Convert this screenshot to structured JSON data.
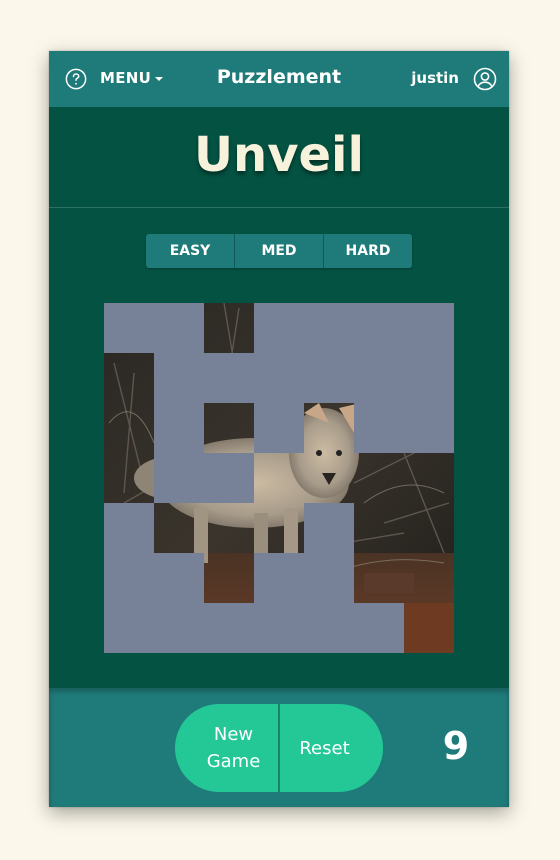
{
  "topbar": {
    "menu_label": "MENU",
    "brand": "Puzzlement",
    "username": "justin",
    "icons": [
      "help-circle-icon",
      "caret-down-icon",
      "user-circle-icon"
    ]
  },
  "game": {
    "title": "Unveil",
    "difficulty": [
      "EASY",
      "MED",
      "HARD"
    ],
    "grid": {
      "rows": 7,
      "cols": 7
    },
    "revealed_tiles": [
      [
        0,
        2
      ],
      [
        1,
        0
      ],
      [
        2,
        0
      ],
      [
        2,
        2
      ],
      [
        2,
        4
      ],
      [
        3,
        0
      ],
      [
        3,
        3
      ],
      [
        3,
        4
      ],
      [
        3,
        5
      ],
      [
        3,
        6
      ],
      [
        4,
        1
      ],
      [
        4,
        2
      ],
      [
        4,
        3
      ],
      [
        4,
        5
      ],
      [
        4,
        6
      ],
      [
        5,
        2
      ],
      [
        5,
        5
      ],
      [
        5,
        6
      ],
      [
        6,
        6
      ]
    ],
    "new_game_label_line1": "New",
    "new_game_label_line2": "Game",
    "reset_label": "Reset",
    "moves": "9"
  },
  "colors": {
    "background": "#fbf7ea",
    "card": "#045342",
    "bar": "#1f7b7a",
    "button": "#24c896",
    "hidden_tile": "#778198"
  }
}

* _Problem to work on_
Go through the listing above and quote it exactly, apart from its images.

* _The result_
Convert this screenshot to structured JSON data.
{
  "topbar": {
    "menu_label": "MENU",
    "brand": "Puzzlement",
    "username": "justin",
    "icons": [
      "help-circle-icon",
      "caret-down-icon",
      "user-circle-icon"
    ]
  },
  "game": {
    "title": "Unveil",
    "difficulty": [
      "EASY",
      "MED",
      "HARD"
    ],
    "grid": {
      "rows": 7,
      "cols": 7
    },
    "revealed_tiles": [
      [
        0,
        2
      ],
      [
        1,
        0
      ],
      [
        2,
        0
      ],
      [
        2,
        2
      ],
      [
        2,
        4
      ],
      [
        3,
        0
      ],
      [
        3,
        3
      ],
      [
        3,
        4
      ],
      [
        3,
        5
      ],
      [
        3,
        6
      ],
      [
        4,
        1
      ],
      [
        4,
        2
      ],
      [
        4,
        3
      ],
      [
        4,
        5
      ],
      [
        4,
        6
      ],
      [
        5,
        2
      ],
      [
        5,
        5
      ],
      [
        5,
        6
      ],
      [
        6,
        6
      ]
    ],
    "new_game_label_line1": "New",
    "new_game_label_line2": "Game",
    "reset_label": "Reset",
    "moves": "9"
  },
  "colors": {
    "background": "#fbf7ea",
    "card": "#045342",
    "bar": "#1f7b7a",
    "button": "#24c896",
    "hidden_tile": "#778198"
  }
}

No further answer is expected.